— Task objective —
Will you output the entries below exactly, skipping every image they contain?
================================
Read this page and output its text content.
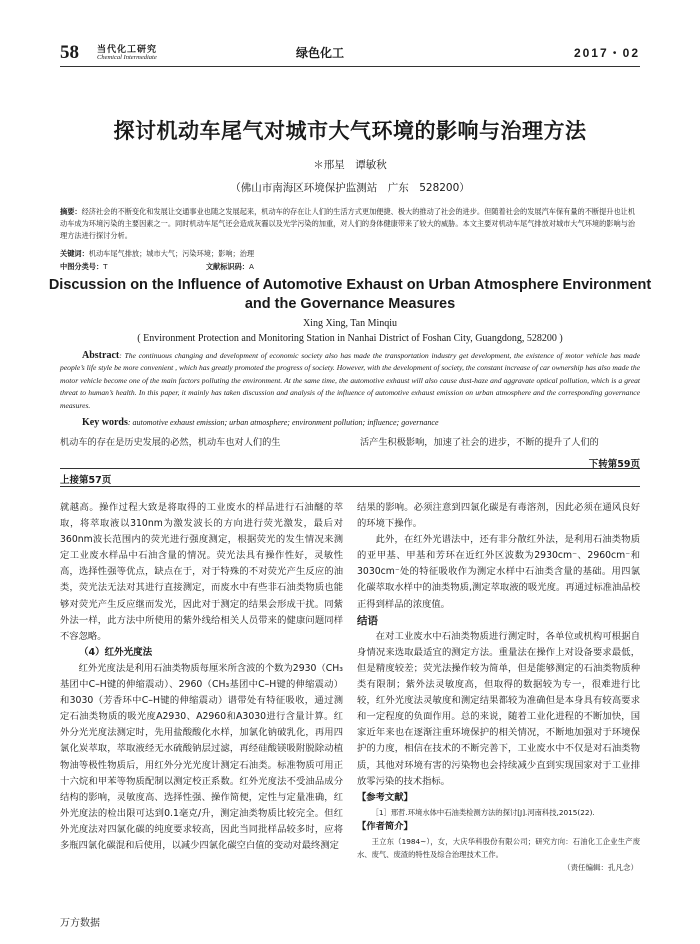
58 当代化工研究
Chemical Intermediate	绿色化工	2017・02
探讨机动车尾气对城市大气环境的影响与治理方法
＊邢星　谭敏秋
（佛山市南海区环境保护监测站　广东　528200）
摘要：经济社会的不断变化和发展让交通事业也随之发展起来，机动车的存在让人们的生活方式更加便捷、极大的推动了社会的进步。但随着社会的发展汽车保有量的不断提升也让机动车成为环境污染的主要因素之一。同时机动车尾气还会造成灰霾以及光学污染的加重，对人们的身体健康带来了较大的威胁。本文主要对机动车尾气排放对城市大气环境的影响与治理方法进行探讨分析。
关键词：机动车尾气排放；城市大气；污染环境；影响；治理
中图分类号：T	文献标识码：A
Discussion on the Influence of Automotive Exhaust on Urban Atmosphere Environment and the Governance Measures
Xing Xing, Tan Minqiu
( Environment Protection and Monitoring Station in Nanhai District of Foshan City, Guangdong, 528200 )
Abstract: The continuous changing and development of economic society also has made the transportation industry get development, the existence of motor vehicle has made people’s life style be more convenient , which has greatly promoted the progress of society. However, with the development of society, the constant increase of car ownership has also made the motor vehicle become one of the main factors polluting the environment. At the same time, the automotive exhaust will also cause dust-haze and aggravate optical pollution, which is a great threat to human’s health. In this paper, it mainly has taken discussion and analysis of the influence of automotive exhaust emission on urban atmosphere and the corresponding governance measures.
Key words: automotive exhaust emission; urban atmosphere; environment pollution; influence; governance
机动车的存在是历史发展的必然，机动车也对人们的生	活产生积极影响，加速了社会的进步，不断的提升了人们的
下转第59页
上接第57页

就越高。操作过程大致是将取得的工业废水的样品进行石油醚的萃取，将萃取液以310nm为激发波长的方向进行荧光激发，最后对360nm波长范围内的荧光进行强度测定，根据荧光的发生情况来测定工业废水样品中石油含量的情况。荧光法具有操作性好，灵敏性高，选择性强等优点，缺点在于，对于特殊的不对荧光产生反应的油类，荧光法无法对其进行直接测定，而废水中有些非石油类物质也能够对荧光产生反应继而发光，因此对于测定的结果会形成干扰。同紫外法一样，此方法中所使用的紫外线给相关人员带来的健康问题同样不容忽略。

（4）红外光度法

红外光度法是利用石油类物质每厘米所含波的个数为2930（CH₃基团中C–H键的伸缩震动）、2960（CH₃基团中C–H键的伸缩震动）和3030（芳香环中C–H键的伸缩震动）谱带处有特征吸收，通过测定石油类物质的吸光度A2930、A2960和A3030进行含量计算。红外分光光度法测定时，先用盐酸酸化水样，加氯化钠破乳化，再用四氯化炭萃取，萃取液经无水硫酸钠层过滤，再经硅酸镁吸附脱除动植物油等极性物质后，用红外分光光度计测定石油类。标准物质可用正十六烷和甲苯等物质配制以测定校正系数。红外光度法不受油品成分结构的影响，灵敏度高、选择性强、操作简便，定性与定量准确，红外光度法的检出限可达到0.1毫克/升，测定油类物质比较完全。但红外光度法对四氯化碳的纯度要求较高，因此当同批样品较多时，应将多瓶四氯化碳混和后使用，以减少四氯化碳空白值的变动对最终测定

结果的影响。必须注意到四氯化碳是有毒溶剂，因此必须在通风良好的环境下操作。

此外，在红外光谱法中，还有非分散红外法，是利用石油类物质的亚甲基、甲基和芳环在近红外区波数为2930cm⁻、2960cm⁻和3030cm⁻处的特征吸收作为测定水样中石油类含量的基础。用四氯化碳萃取水样中的油类物质,测定萃取液的吸光度。再通过标准油品校正得到样品的浓度值。

结语

在对工业废水中石油类物质进行测定时，各单位或机构可根据自身情况来选取最适宜的测定方法。重量法在操作上对设备要求最低，但是精度较差；荧光法操作较为简单，但是能够测定的石油类物质种类有限制；紫外法灵敏度高，但取得的数据较为专一，很难进行比较，红外光度法灵敏度和测定结果都较为准确但是本身具有较高要求和一定程度的负面作用。总的来说，随着工业化进程的不断加快，国家近年来也在逐渐注重环境保护的相关情况，不断地加强对于环境保护的力度，相信在技术的不断完善下，工业废水中不仅是对石油类物质，其他对环境有害的污染物也会持续减少直到实现国家对于工业排放零污染的技术指标。

【参考文献】

［1］邢哲.环境水体中石油类检测方法的探讨[J].河南科技,2015(22).

【作者简介】

王立东（1984~），女，大庆华科股份有限公司；研究方向：石油化工企业生产废水、废气、废渣的特性及综合治理技术工作。

（责任编辑：孔凡念）

万方数据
================================
— Complete output —
Read this page and output its text content.
58 当代化工研究
Chemical Intermediate	绿色化工	2017・02
探讨机动车尾气对城市大气环境的影响与治理方法
＊邢星　谭敏秋
（佛山市南海区环境保护监测站　广东　528200）
摘要：经济社会的不断变化和发展让交通事业也随之发展起来，机动车的存在让人们的生活方式更加便捷、极大的推动了社会的进步。但随着社会的发展汽车保有量的不断提升也让机动车成为环境污染的主要因素之一。同时机动车尾气还会造成灰霾以及光学污染的加重，对人们的身体健康带来了较大的威胁。本文主要对机动车尾气排放对城市大气环境的影响与治理方法进行探讨分析。
关键词：机动车尾气排放；城市大气；污染环境；影响；治理
中图分类号：T	文献标识码：A
Discussion on the Influence of Automotive Exhaust on Urban Atmosphere Environment and the Governance Measures
Xing Xing, Tan Minqiu
( Environment Protection and Monitoring Station in Nanhai District of Foshan City, Guangdong, 528200 )
Abstract: The continuous changing and development of economic society also has made the transportation industry get development, the existence of motor vehicle has made people’s life style be more convenient , which has greatly promoted the progress of society. However, with the development of society, the constant increase of car ownership has also made the motor vehicle become one of the main factors polluting the environment. At the same time, the automotive exhaust will also cause dust-haze and aggravate optical pollution, which is a great threat to human’s health. In this paper, it mainly has taken discussion and analysis of the influence of automotive exhaust emission on urban atmosphere and the corresponding governance measures.
Key words: automotive exhaust emission; urban atmosphere; environment pollution; influence; governance
机动车的存在是历史发展的必然，机动车也对人们的生	活产生积极影响，加速了社会的进步，不断的提升了人们的
下转第59页
上接第57页

就越高。操作过程大致是将取得的工业废水的样品进行石油醚的萃取，将萃取液以310nm为激发波长的方向进行荧光激发，最后对360nm波长范围内的荧光进行强度测定，根据荧光的发生情况来测定工业废水样品中石油含量的情况。荧光法具有操作性好，灵敏性高，选择性强等优点，缺点在于，对于特殊的不对荧光产生反应的油类，荧光法无法对其进行直接测定，而废水中有些非石油类物质也能够对荧光产生反应继而发光，因此对于测定的结果会形成干扰。同紫外法一样，此方法中所使用的紫外线给相关人员带来的健康问题同样不容忽略。

（4）红外光度法

红外光度法是利用石油类物质每厘米所含波的个数为2930（CH₃基团中C–H键的伸缩震动）、2960（CH₃基团中C–H键的伸缩震动）和3030（芳香环中C–H键的伸缩震动）谱带处有特征吸收，通过测定石油类物质的吸光度A2930、A2960和A3030进行含量计算。红外分光光度法测定时，先用盐酸酸化水样，加氯化钠破乳化，再用四氯化炭萃取，萃取液经无水硫酸钠层过滤，再经硅酸镁吸附脱除动植物油等极性物质后，用红外分光光度计测定石油类。标准物质可用正十六烷和甲苯等物质配制以测定校正系数。红外光度法不受油品成分结构的影响，灵敏度高、选择性强、操作简便，定性与定量准确，红外光度法的检出限可达到0.1毫克/升，测定油类物质比较完全。但红外光度法对四氯化碳的纯度要求较高，因此当同批样品较多时，应将多瓶四氯化碳混和后使用，以减少四氯化碳空白值的变动对最终测定

结果的影响。必须注意到四氯化碳是有毒溶剂，因此必须在通风良好的环境下操作。

此外，在红外光谱法中，还有非分散红外法，是利用石油类物质的亚甲基、甲基和芳环在近红外区波数为2930cm⁻、2960cm⁻和3030cm⁻处的特征吸收作为测定水样中石油类含量的基础。用四氯化碳萃取水样中的油类物质,测定萃取液的吸光度。再通过标准油品校正得到样品的浓度值。

结语

在对工业废水中石油类物质进行测定时，各单位或机构可根据自身情况来选取最适宜的测定方法。重量法在操作上对设备要求最低，但是精度较差；荧光法操作较为简单，但是能够测定的石油类物质种类有限制；紫外法灵敏度高，但取得的数据较为专一，很难进行比较，红外光度法灵敏度和测定结果都较为准确但是本身具有较高要求和一定程度的负面作用。总的来说，随着工业化进程的不断加快，国家近年来也在逐渐注重环境保护的相关情况，不断地加强对于环境保护的力度，相信在技术的不断完善下，工业废水中不仅是对石油类物质，其他对环境有害的污染物也会持续减少直到实现国家对于工业排放零污染的技术指标。

【参考文献】

［1］邢哲.环境水体中石油类检测方法的探讨[J].河南科技,2015(22).

【作者简介】

王立东（1984~），女，大庆华科股份有限公司；研究方向：石油化工企业生产废水、废气、废渣的特性及综合治理技术工作。

（责任编辑：孔凡念）

万方数据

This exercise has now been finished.